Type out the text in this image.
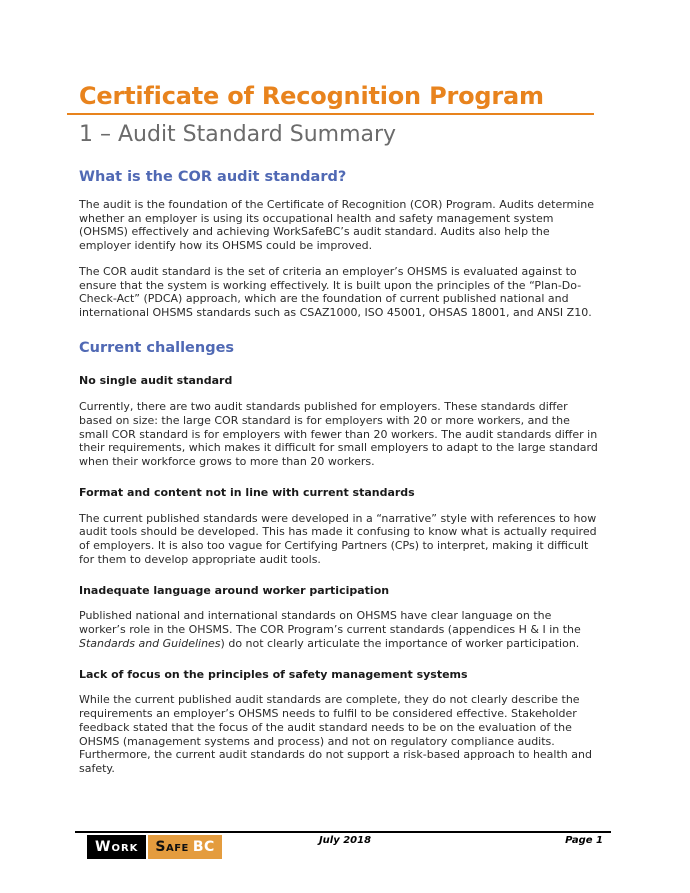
Certificate of Recognition Program
1 – Audit Standard Summary
What is the COR audit standard?

The audit is the foundation of the Certificate of Recognition (COR) Program. Audits determine whether an employer is using its occupational health and safety management system (OHSMS) effectively and achieving WorkSafeBC’s audit standard. Audits also help the employer identify how its OHSMS could be improved.

The COR audit standard is the set of criteria an employer’s OHSMS is evaluated against to ensure that the system is working effectively. It is built upon the principles of the “Plan-Do-Check-Act” (PDCA) approach, which are the foundation of current published national and international OHSMS standards such as CSAZ1000, ISO 45001, OHSAS 18001, and ANSI Z10.

Current challenges
No single audit standard

Currently, there are two audit standards published for employers. These standards differ based on size: the large COR standard is for employers with 20 or more workers, and the small COR standard is for employers with fewer than 20 workers. The audit standards differ in their requirements, which makes it difficult for small employers to adapt to the large standard when their workforce grows to more than 20 workers.

Format and content not in line with current standards

The current published standards were developed in a “narrative” style with references to how audit tools should be developed. This has made it confusing to know what is actually required of employers. It is also too vague for Certifying Partners (CPs) to interpret, making it difficult for them to develop appropriate audit tools.

Inadequate language around worker participation

Published national and international standards on OHSMS have clear language on the worker’s role in the OHSMS. The COR Program’s current standards (appendices H & I in the Standards and Guidelines) do not clearly articulate the importance of worker participation.

Lack of focus on the principles of safety management systems

While the current published audit standards are complete, they do not clearly describe the requirements an employer’s OHSMS needs to fulfil to be considered effective. Stakeholder feedback stated that the focus of the audit standard needs to be on the evaluation of the OHSMS (management systems and process) and not on regulatory compliance audits. Furthermore, the current audit standards do not support a risk-based approach to health and safety.

Work	Safe BC	July 2018	Page 1
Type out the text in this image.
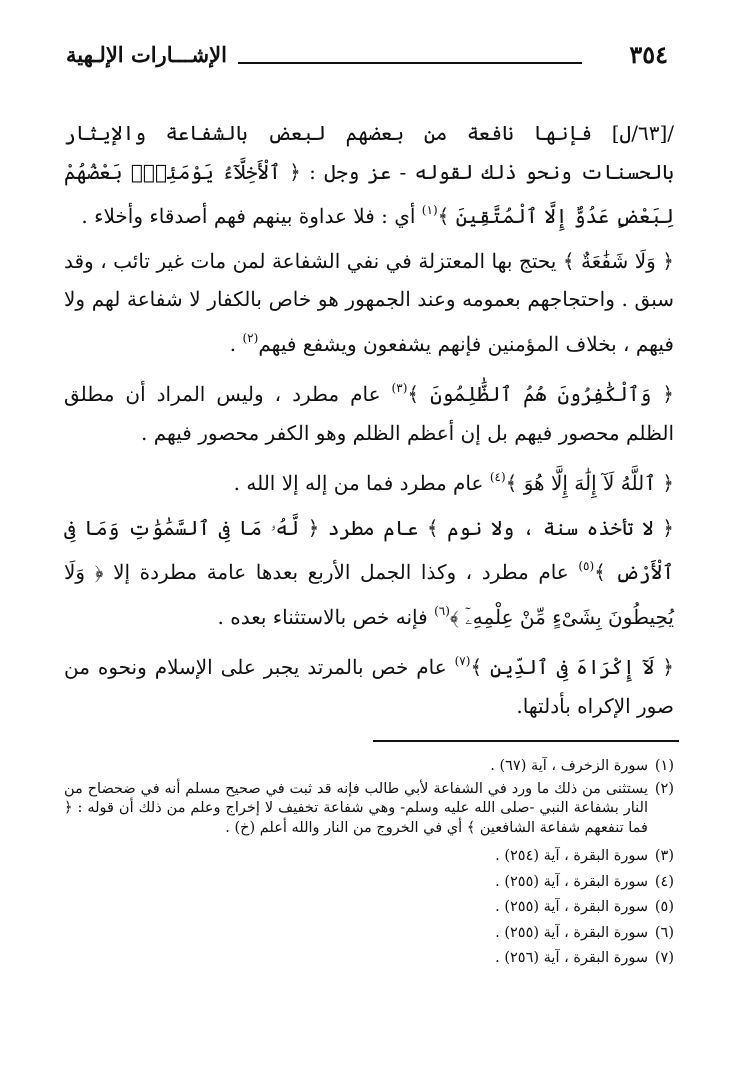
٣٥٤
الإشـــارات الإلـهية

/[٦٣/ل] فإنها نافعة من بعضهم لبعض بالشفاعة والإيثار بالحسنات ونحو ذلك لقوله - عز وجل : ﴿ ٱلْأَخِلَّآءُ يَوْمَئِذٍۭ بَعْضُهُمْ لِبَعْضٍ عَدُوٌّ إِلَّا ٱلْمُتَّقِينَ ﴾$^{(١)}$ أي : فلا عداوة بينهم فهم أصدقاء وأخلاء .

﴿ وَلَا شَفَٰعَةٌ ﴾ يحتج بها المعتزلة في نفي الشفاعة لمن مات غير تائب ، وقد سبق . واحتجاجهم بعمومه وعند الجمهور هو خاص بالكفار لا شفاعة لهم ولا فيهم ، بخلاف المؤمنين فإنهم يشفعون ويشفع فيهم$^{(٢)}$ .

﴿ وَٱلْكَٰفِرُونَ هُمُ ٱلظَّٰلِمُونَ ﴾$^{(٣)}$ عام مطرد ، وليس المراد أن مطلق الظلم محصور فيهم بل إن أعظم الظلم وهو الكفر محصور فيهم .

﴿ ٱللَّهُ لَآ إِلَٰهَ إِلَّا هُوَ ﴾$^{(٤)}$ عام مطرد فما من إله إلا الله .

﴿ لا تأخذه سنة ، ولا نوم ﴾ عام مطرد ﴿ لَّهُۥ مَا فِى ٱلسَّمَٰوَٰتِ وَمَا فِى ٱلْأَرْضِ ﴾$^{(٥)}$ عام مطرد ، وكذا الجمل الأربع بعدها عامة مطردة إلا ﴿ وَلَا يُحِيطُونَ بِشَىْءٍ مِّنْ عِلْمِهِۦٓ ﴾$^{(٦)}$ فإنه خص بالاستثناء بعده .

﴿ لَآ إِكْرَاهَ فِى ٱلدِّينِ ﴾$^{(٧)}$ عام خص بالمرتد يجبر على الإسلام ونحوه من صور الإكراه بأدلتها.

(١)
سورة الزخرف ، آية (٦٧) .
(٢)
يستثنى من ذلك ما ورد في الشفاعة لأبي طالب فإنه قد ثبت في صحيح مسلم أنه في ضحضاح من النار بشفاعة النبي -صلى الله عليه وسلم- وهي شفاعة تخفيف لا إخراج وعلم من ذلك أن قوله : ﴿ فما تنفعهم شفاعة الشافعين ﴾ أي في الخروج من النار والله أعلم (خ) .
(٣)
سورة البقرة ، آية (٢٥٤) .
(٤)
سورة البقرة ، آية (٢٥٥) .
(٥)
سورة البقرة ، آية (٢٥٥) .
(٦)
سورة البقرة ، آية (٢٥٥) .
(٧)
سورة البقرة ، آية (٢٥٦) .
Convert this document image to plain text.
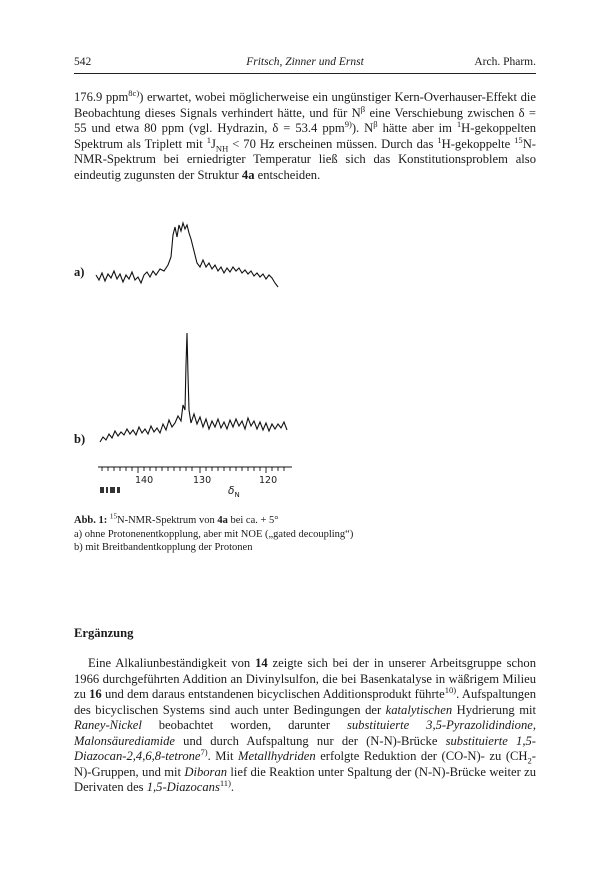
542	Fritsch, Zinner und Ernst	Arch. Pharm.

176.9 ppm$^{8c)}$) erwartet, wobei möglicherweise ein ungünstiger Kern-Overhauser-Effekt die Beobachtung dieses Signals verhindert hätte, und für $N^\beta$ eine Verschiebung zwischen δ = 55 und etwa 80 ppm (vgl. Hydrazin, δ = 53.4 ppm$^{9)}$). $N^\beta$ hätte aber im $^1$H-gekoppelten Spektrum als Triplett mit $^1J_{NH} < 70$ Hz erscheinen müssen. Durch das $^1$H-gekoppelte $^{15}$N-NMR-Spektrum bei erniedrigter Temperatur ließ sich das Konstitutionsproblem also eindeutig zugunsten der Struktur 4a entscheiden.

a)
b)
140	130	120
$\delta_N$
Abb. 1: $^{15}$N-NMR-Spektrum von 4a bei ca. + 5°
a) ohne Protonenentkopplung, aber mit NOE („gated decoupling“)
b) mit Breitbandentkopplung der Protonen
Ergänzung

Eine Alkaliunbeständigkeit von 14 zeigte sich bei der in unserer Arbeitsgruppe schon 1966 durchgeführten Addition an Divinylsulfon, die bei Basenkatalyse in wäßrigem Milieu zu 16 und dem daraus entstandenen bicyclischen Additionsprodukt führte$^{10)}$. Aufspaltungen des bicyclischen Systems sind auch unter Bedingungen der katalytischen Hydrierung mit Raney-Nickel beobachtet worden, darunter substituierte 3,5-Pyrazolidindione, Malonsäurediamide und durch Aufspaltung nur der (N-N)-Brücke substituierte 1,5-Diazocan-2,4,6,8-tetrone$^{7)}$. Mit Metallhydriden erfolgte Reduktion der (CO-N)- zu $(CH_2-N)$-Gruppen, und mit Diboran lief die Reaktion unter Spaltung der (N-N)-Brücke weiter zu Derivaten des 1,5-Diazocans$^{11)}$.
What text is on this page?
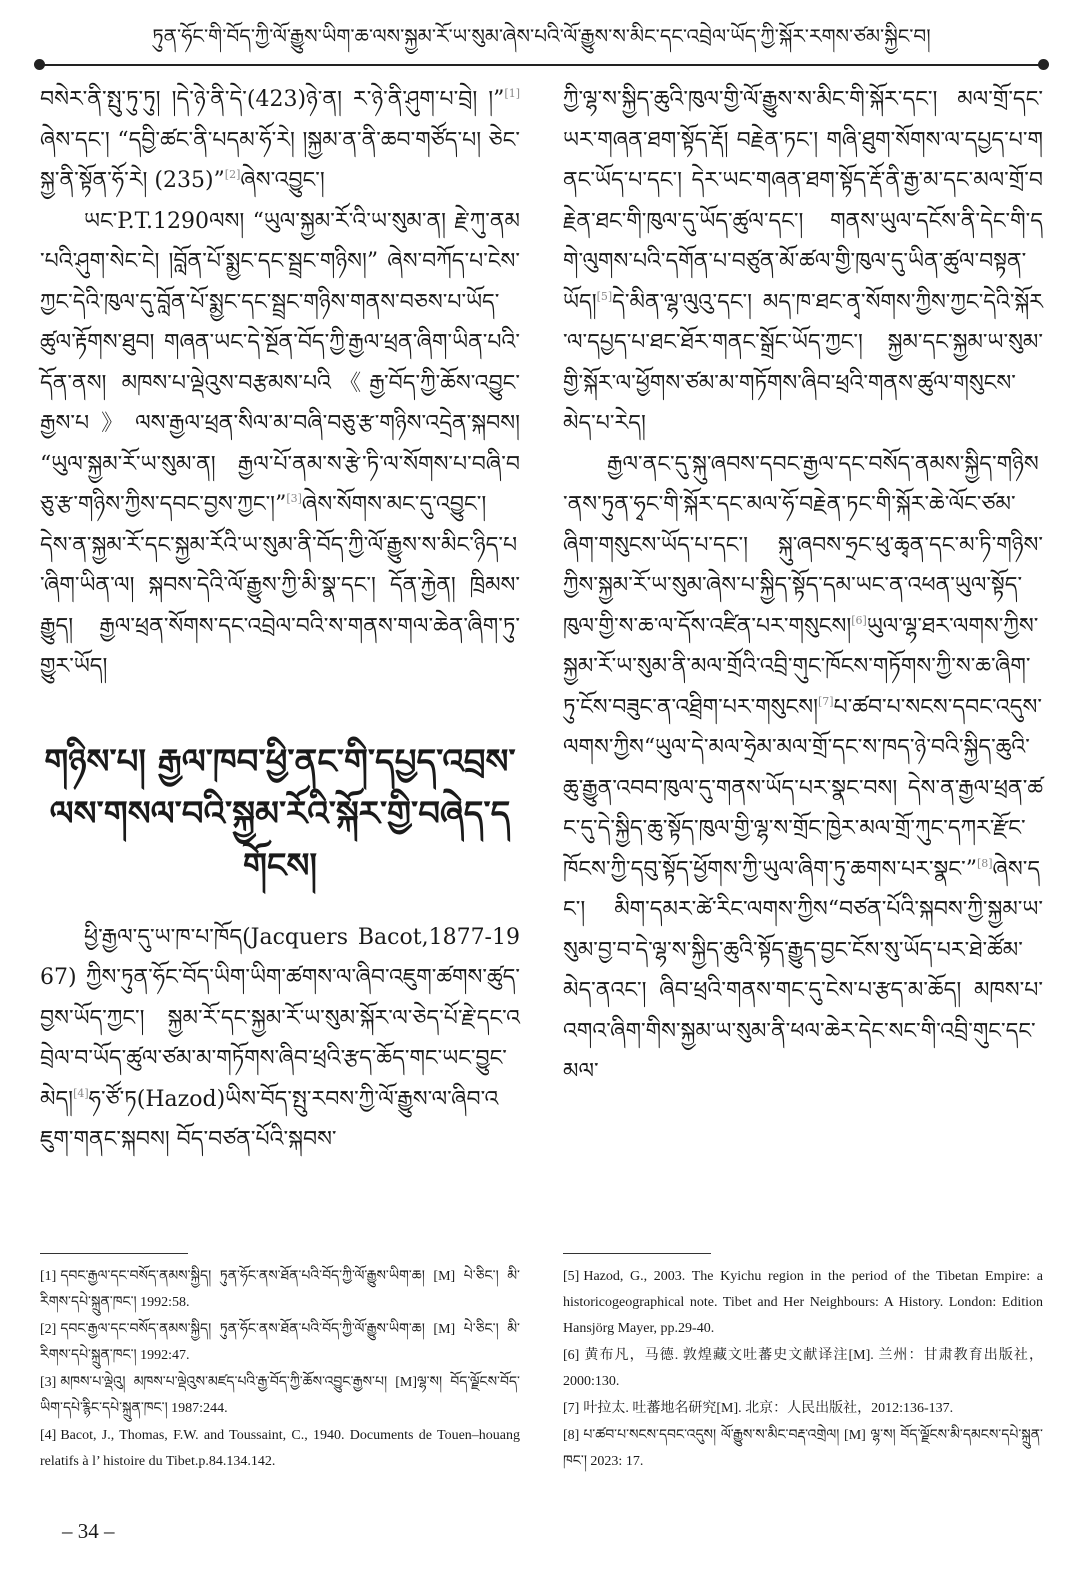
ཏུན་ཧོང་གི་བོད་ཀྱི་ལོ་རྒྱུས་ཡིག་ཆ་ལས་སྐྱམ་རོ་ཡ་སུམ་ཞེས་པའི་ལོ་རྒྱུས་ས་མིང་དང་འབྲེལ་ཡོད་ཀྱི་སྐོར་རགས་ཙམ་སྐྱིང་བ།

བསེར་ནི་སྤུ་ཏུ་ཏུ། །དེ་ཉེ་ནི་དེ་(423)ཉེ་ན། ར་ཉེ་ནི་ཤུག་པ་བྲེ། །”[1]ཞེས་དང་། “དབྱི་ཚང་ནི་པདམ་ཧོ་རེ། །སྐྱམ་ན་ནི་ཆབ་གཙོད་པ། ཅེང་སྐྱ་ནི་སྟོན་ཧོ་རེ། (235)”[2]ཞེས་འབྱུང་།

ཡང་P.T.1290ལས། “ཡུལ་སྐྱམ་རོ་འི་ཡ་སུམ་ན། རྗེ་ཀུ་ནམ་པའི་ཤུག་སེང་ངེ། །བློན་པོ་སྨྱང་དང་སྦྲང་གཉིས།” ཞེས་བཀོད་པ་ངེས་ཀྱང་དེའི་ཁུལ་དུ་བློན་པོ་སྨྱང་དང་སྦྲང་གཉིས་གནས་བཅས་པ་ཡོད་ཚུལ་རྟོགས་ཐུབ། གཞན་ཡང་དེ་སྔོན་བོད་ཀྱི་རྒྱལ་ཕྲན་ཞིག་ཡིན་པའི་དོན་ནས། མཁས་པ་ལྡེའུས་བརྩམས་པའི《རྒྱ་བོད་ཀྱི་ཆོས་འབྱུང་རྒྱས་པ》ལས་རྒྱལ་ཕྲན་སིལ་མ་བཞི་བཅུ་རྩ་གཉིས་འདྲེན་སྐབས། “ཡུལ་སྐྱམ་རོ་ཡ་སུམ་ན། རྒྱལ་པོ་ནམ་ས་རྩེ་ཏི་ལ་སོགས་པ་བཞི་བཅུ་རྩ་གཉིས་ཀྱིས་དབང་བྱས་ཀྱང་།”[3]ཞེས་སོགས་མང་དུ་འབྱུང་། དེས་ན་སྐྱམ་རོ་དང་སྐྱམ་རོའི་ཡ་སུམ་ནི་བོད་ཀྱི་ལོ་རྒྱུས་ས་མིང་ཉིད་པ་ཞིག་ཡིན་ལ། སྐབས་དེའི་ལོ་རྒྱུས་ཀྱི་མི་སྣ་དང་། དོན་རྐྱེན། ཁྲིམས་རྒྱུད། རྒྱལ་ཕྲན་སོགས་དང་འབྲེལ་བའི་ས་གནས་གལ་ཆེན་ཞིག་ཏུ་གྱུར་ཡོད།

གཉིས་པ། རྒྱལ་ཁབ་ཕྱི་ནང་གི་དཔྱད་འབྲས་ལས་གསལ་བའི་སྐྱམ་རོའི་སྐོར་གྱི་བཞེད་དགོངས།

ཕྱི་རྒྱལ་དུ་ཡ་ཁ་པ་ཁོད(Jacquers Bacot,1877-1967) ཀྱིས་ཏུན་ཧོང་བོད་ཡིག་ཡིག་ཚགས་ལ་ཞིབ་འཇུག་ཚགས་ཚུད་བྱས་ཡོད་ཀྱང་། སྐྱམ་རོ་དང་སྐྱམ་རོ་ཡ་སུམ་སྐོར་ལ་ཅེད་པོ་རྗེ་དང་འབྲེལ་བ་ཡོད་ཚུལ་ཙམ་མ་གཏོགས་ཞིབ་ཕྲའི་རྩད་ཆོད་གང་ཡང་བྱུང་མེད།[4]ཧ་ཙོ་ཏ(Hazod)ཡིས་བོད་སྤུ་རབས་ཀྱི་ལོ་རྒྱུས་ལ་ཞིབ་འཇུག་གནང་སྐབས། བོད་བཙན་པོའི་སྐབས་

ཀྱི་ལྷ་ས་སྐྱིད་ཆུའི་ཁུལ་གྱི་ལོ་རྒྱུས་ས་མིང་གི་སྐོར་དང་། མལ་གྲོ་དང་ཡར་གཞན་ཐག་སྟོད་རྡོ། བརྗེན་ཏང་། གཞི་ཐུག་སོགས་ལ་དཔྱད་པ་གནང་ཡོད་པ་དང་། དེར་ཡང་གཞན་ཐག་སྟོད་རྡོ་ནི་རྒྱ་མ་དང་མལ་གྲོ་བརྗེན་ཐང་གི་ཁུལ་དུ་ཡོད་ཚུལ་དང་། གནས་ཡུལ་དངོས་ནི་དེང་གི་དགེ་ལུགས་པའི་དགོན་པ་བཙུན་མོ་ཚལ་གྱི་ཁུལ་དུ་ཡིན་ཚུལ་བསྟན་ཡོད།[5]དེ་མིན་ལྷ་ལུའུ་དང་། མད་ཁ་ཐང་ནྭ་སོགས་ཀྱིས་ཀྱང་དེའི་སྐོར་ལ་དཔྱད་པ་ཐང་ཐོར་གནང་སྒྲོང་ཡོད་ཀྱང་། སྐྱམ་དང་སྐྱམ་ཡ་སུམ་གྱི་སྐོར་ལ་ཕྱོགས་ཙམ་མ་གཏོགས་ཞིབ་ཕྲའི་གནས་ཚུལ་གསུངས་མེད་པ་རེད།

རྒྱལ་ནང་དུ་སྐུ་ཞབས་དབང་རྒྱལ་དང་བསོད་ནམས་སྐྱིད་གཉིས་ནས་ཏུན་ཧྭང་གི་སྐོར་དང་མལ་ཧོ་བརྗེན་ཏང་གི་སྐོར་ཆེ་ལོང་ཙམ་ཞིག་གསུངས་ཡོད་པ་དང་། སྐུ་ཞབས་ཧྲང་ཕུ་ཆྭན་དང་མ་ཏི་གཉིས་ཀྱིས་སྐྱམ་རོ་ཡ་སུམ་ཞེས་པ་སྐྱིད་སྟོད་དམ་ཡང་ན་འཕན་ཡུལ་སྟོད་ཁུལ་གྱི་ས་ཆ་ལ་དོས་འཛིན་པར་གསུངས།[6]ཡུལ་ལྷ་ཐར་ལགས་ཀྱིས་སྐྱམ་རོ་ཡ་སུམ་ནི་མལ་གྲོའི་འབྲི་གུང་ཁོངས་གཏོགས་ཀྱི་ས་ཆ་ཞིག་ཏུ་ངོས་བཟུང་ན་འཐྲིག་པར་གསུངས།[7]པ་ཚབ་པ་སངས་དབང་འདུས་ལགས་ཀྱིས“ཡུལ་དེ་མལ་ཧྲེམ་མལ་གྲོ་དང་ས་ཁད་ཉེ་བའི་སྐྱིད་ཆུའི་ཆུ་རྒྱུན་འབབ་ཁུལ་དུ་གནས་ཡོད་པར་སྣང་བས། དེས་ན་རྒྱལ་ཕྲན་ཚང་དུ་དེ་སྐྱིད་ཆུ་སྟོད་ཁུལ་གྱི་ལྷ་ས་གྲོང་ཁྱེར་མལ་གྲོ་ཀུང་དཀར་རྫོང་ཁོངས་ཀྱི་དབུ་སྟོད་ཕྱོགས་ཀྱི་ཡུལ་ཞིག་ཏུ་ཆགས་པར་སྣང་”[8]ཞེས་དང་། མིག་དམར་ཚེ་རིང་ལགས་ཀྱིས“བཙན་པོའི་སྐབས་ཀྱི་སྐྱམ་ཡ་སུམ་བྱ་བ་དེ་ལྷ་ས་སྐྱིད་ཆུའི་སྟོད་རྒྱུད་བྱང་ངོས་སུ་ཡོད་པར་ཐེ་ཚོམ་མེད་ནའང་། ཞིབ་ཕྲའི་གནས་གང་དུ་ངེས་པ་རྩད་མ་ཆོད། མཁས་པ་འགའ་ཞིག་གིས་སྐྱམ་ཡ་སུམ་ནི་ཕལ་ཆེར་དེང་སང་གི་འབྲི་གུང་དང་མལ་

[1] དབང་རྒྱལ་དང་བསོད་ནམས་སྐྱིད། ཏུན་ཧོང་ནས་ཐོན་པའི་བོད་ཀྱི་ལོ་རྒྱུས་ཡིག་ཆ། [M] པེ་ཅིང་། མི་རིགས་དཔེ་སྐྲུན་ཁང་། 1992:58.

[2] དབང་རྒྱལ་དང་བསོད་ནམས་སྐྱིད། ཏུན་ཧོང་ནས་ཐོན་པའི་བོད་ཀྱི་ལོ་རྒྱུས་ཡིག་ཆ། [M] པེ་ཅིང་། མི་རིགས་དཔེ་སྐྲུན་ཁང་། 1992:47.

[3] མཁས་པ་ལྡེའུ། མཁས་པ་ལྡེའུས་མཛད་པའི་རྒྱ་བོད་ཀྱི་ཆོས་འབྱུང་རྒྱས་པ། [M]ལྷ་ས། བོད་ལྗོངས་བོད་ཡིག་དཔེ་རྙིང་དཔེ་སྐྲུན་ཁང་། 1987:244.

[4] Bacot, J., Thomas, F.W. and Toussaint, C., 1940. Documents de Touen–houang relatifs à l’ histoire du Tibet.p.84.134.142.

[5] Hazod, G., 2003. The Kyichu region in the period of the Tibetan Empire: a historicogeographical note. Tibet and Her Neighbours: A History. London: Edition Hansjörg Mayer, pp.29-40.

[6] 黄布凡，马德. 敦煌藏文吐蕃史文献译注[M]. 兰州：甘肃教育出版社，2000:130.

[7] 叶拉太. 吐蕃地名研究[M]. 北京：人民出版社，2012:136-137.

[8] པ་ཚབ་པ་སངས་དབང་འདུས། ལོ་རྒྱུས་ས་མིང་བརྡ་འགྲེལ། [M] ལྷ་ས། བོད་ལྗོངས་མི་དམངས་དཔེ་སྐྲུན་ཁང་། 2023: 17.

– 34 –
------
**What you need to do:** Within the records above, how many lines include the word "language"? State the number by itself.

**Written response:** 2